*Goal*: Select every line below containing the word "Search".

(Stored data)
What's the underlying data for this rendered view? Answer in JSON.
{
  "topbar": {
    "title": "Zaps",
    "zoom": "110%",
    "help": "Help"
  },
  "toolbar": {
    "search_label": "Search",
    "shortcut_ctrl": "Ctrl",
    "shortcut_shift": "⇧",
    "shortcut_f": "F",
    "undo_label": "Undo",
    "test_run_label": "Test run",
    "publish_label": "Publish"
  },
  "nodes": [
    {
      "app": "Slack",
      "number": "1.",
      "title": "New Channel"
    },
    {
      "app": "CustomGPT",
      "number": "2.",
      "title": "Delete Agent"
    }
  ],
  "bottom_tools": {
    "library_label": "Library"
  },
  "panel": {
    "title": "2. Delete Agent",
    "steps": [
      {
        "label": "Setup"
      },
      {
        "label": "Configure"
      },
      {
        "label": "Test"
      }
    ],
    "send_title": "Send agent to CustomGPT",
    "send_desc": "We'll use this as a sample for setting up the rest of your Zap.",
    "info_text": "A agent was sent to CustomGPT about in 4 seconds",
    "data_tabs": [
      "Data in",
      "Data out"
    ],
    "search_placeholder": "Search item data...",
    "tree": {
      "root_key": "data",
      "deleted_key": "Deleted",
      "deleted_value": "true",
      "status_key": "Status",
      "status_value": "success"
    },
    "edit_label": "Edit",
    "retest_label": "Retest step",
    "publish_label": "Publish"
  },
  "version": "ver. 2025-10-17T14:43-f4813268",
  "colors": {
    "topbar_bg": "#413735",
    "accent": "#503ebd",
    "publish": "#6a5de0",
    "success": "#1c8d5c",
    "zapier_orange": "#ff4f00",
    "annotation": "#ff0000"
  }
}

*Response to this exercise*:
    "search_label": "Search",
    "search_placeholder": "Search item data...",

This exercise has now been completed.